Data supplied:

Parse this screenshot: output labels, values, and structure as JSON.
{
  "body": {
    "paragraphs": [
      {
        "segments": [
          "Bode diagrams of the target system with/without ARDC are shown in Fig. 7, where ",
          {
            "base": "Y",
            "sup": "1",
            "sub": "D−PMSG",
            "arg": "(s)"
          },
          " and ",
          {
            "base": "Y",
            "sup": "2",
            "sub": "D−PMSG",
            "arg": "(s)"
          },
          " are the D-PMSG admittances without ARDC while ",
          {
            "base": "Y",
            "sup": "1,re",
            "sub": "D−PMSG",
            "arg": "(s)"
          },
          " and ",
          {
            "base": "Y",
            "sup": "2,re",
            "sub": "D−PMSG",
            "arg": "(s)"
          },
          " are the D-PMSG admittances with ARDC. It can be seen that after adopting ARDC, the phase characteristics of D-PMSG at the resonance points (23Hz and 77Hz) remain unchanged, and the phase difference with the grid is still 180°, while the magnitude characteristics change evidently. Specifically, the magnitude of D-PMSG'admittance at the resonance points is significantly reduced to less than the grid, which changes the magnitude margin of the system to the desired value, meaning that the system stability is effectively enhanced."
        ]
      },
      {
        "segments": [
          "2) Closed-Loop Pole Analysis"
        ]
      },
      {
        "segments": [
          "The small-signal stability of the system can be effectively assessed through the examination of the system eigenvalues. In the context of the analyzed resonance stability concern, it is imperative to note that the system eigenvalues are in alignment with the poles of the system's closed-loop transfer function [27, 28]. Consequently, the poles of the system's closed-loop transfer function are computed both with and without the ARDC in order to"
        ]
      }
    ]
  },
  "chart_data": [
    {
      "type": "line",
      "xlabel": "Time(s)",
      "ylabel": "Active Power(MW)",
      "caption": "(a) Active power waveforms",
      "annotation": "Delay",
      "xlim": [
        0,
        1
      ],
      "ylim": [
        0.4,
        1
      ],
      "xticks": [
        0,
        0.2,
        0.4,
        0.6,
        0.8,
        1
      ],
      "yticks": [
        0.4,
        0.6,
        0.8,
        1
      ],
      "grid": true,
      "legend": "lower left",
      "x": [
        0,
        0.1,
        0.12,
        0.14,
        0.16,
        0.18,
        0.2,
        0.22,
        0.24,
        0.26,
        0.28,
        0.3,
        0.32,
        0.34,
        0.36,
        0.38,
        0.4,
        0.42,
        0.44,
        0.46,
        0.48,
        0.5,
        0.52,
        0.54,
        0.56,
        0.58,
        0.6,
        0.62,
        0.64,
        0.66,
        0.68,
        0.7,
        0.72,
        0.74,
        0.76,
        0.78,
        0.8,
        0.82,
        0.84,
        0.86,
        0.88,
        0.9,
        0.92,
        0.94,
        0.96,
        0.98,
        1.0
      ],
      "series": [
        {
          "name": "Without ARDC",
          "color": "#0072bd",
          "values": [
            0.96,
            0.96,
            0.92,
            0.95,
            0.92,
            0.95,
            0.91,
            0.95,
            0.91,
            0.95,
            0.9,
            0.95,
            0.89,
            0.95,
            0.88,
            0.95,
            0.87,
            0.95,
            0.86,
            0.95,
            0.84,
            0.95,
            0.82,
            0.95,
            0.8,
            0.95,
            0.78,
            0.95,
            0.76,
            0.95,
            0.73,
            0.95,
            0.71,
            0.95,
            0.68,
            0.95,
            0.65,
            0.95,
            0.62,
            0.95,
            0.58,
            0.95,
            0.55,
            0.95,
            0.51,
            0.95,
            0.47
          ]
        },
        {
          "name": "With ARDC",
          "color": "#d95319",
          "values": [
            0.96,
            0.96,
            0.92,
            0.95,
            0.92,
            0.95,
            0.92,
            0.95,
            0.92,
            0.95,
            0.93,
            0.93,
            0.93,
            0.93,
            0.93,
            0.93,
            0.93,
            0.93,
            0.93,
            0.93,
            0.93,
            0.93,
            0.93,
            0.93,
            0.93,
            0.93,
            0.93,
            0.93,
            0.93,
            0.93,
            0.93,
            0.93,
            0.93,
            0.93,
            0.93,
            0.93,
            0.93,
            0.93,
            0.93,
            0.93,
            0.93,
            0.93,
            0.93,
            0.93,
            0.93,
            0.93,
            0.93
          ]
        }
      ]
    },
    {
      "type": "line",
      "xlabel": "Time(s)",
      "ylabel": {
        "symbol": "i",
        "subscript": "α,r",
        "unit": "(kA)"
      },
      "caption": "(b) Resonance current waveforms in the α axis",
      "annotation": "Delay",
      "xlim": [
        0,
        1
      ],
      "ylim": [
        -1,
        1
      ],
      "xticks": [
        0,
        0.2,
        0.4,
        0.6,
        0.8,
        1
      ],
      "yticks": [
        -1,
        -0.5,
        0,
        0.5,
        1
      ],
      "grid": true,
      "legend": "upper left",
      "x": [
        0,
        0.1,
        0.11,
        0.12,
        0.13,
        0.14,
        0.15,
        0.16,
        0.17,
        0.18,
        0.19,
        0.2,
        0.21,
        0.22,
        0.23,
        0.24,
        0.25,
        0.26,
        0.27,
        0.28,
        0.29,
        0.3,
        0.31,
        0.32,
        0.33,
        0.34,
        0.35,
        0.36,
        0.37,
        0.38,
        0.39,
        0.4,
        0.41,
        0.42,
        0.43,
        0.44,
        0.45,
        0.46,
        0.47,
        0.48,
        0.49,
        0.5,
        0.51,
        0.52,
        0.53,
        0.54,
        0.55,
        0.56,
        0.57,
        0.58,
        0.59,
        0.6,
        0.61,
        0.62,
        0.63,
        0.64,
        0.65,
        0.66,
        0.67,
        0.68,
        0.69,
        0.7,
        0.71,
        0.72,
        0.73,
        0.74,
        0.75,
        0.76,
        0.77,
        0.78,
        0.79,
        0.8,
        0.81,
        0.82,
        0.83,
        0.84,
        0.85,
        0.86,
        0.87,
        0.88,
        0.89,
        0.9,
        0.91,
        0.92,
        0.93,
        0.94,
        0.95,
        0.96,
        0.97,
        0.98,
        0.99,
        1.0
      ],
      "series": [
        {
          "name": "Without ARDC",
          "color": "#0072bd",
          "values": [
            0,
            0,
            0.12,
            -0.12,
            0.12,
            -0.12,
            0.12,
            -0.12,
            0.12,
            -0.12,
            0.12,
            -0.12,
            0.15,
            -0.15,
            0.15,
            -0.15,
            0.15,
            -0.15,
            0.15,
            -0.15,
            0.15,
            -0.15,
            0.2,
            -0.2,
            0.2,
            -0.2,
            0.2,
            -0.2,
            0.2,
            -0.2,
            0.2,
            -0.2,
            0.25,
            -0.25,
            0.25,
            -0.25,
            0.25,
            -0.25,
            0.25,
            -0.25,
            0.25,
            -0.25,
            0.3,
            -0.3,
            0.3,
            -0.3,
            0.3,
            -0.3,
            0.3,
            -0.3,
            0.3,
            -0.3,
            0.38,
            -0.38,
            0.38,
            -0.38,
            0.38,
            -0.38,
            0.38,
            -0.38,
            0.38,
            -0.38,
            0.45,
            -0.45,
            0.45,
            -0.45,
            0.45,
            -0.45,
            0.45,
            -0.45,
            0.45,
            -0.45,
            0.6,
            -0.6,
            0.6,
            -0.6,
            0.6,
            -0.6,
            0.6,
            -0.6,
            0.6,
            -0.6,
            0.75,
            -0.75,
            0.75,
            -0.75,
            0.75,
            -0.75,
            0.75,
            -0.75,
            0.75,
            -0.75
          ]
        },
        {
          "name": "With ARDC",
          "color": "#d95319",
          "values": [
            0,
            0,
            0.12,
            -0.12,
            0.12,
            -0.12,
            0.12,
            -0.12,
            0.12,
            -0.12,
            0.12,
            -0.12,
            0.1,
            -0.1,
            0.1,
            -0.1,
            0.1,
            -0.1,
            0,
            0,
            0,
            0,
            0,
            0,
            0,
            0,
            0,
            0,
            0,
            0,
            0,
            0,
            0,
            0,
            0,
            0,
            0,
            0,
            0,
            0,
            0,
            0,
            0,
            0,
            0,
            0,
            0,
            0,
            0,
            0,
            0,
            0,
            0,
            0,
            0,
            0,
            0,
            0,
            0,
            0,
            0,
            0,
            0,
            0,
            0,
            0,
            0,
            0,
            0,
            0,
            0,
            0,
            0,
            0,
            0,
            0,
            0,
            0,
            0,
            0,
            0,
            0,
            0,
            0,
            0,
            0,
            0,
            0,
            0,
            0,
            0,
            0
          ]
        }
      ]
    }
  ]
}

Stated problem: Look through the listing and extract every line with "left" in it.

Right answer:
      "legend": "lower left",
      "legend": "upper left",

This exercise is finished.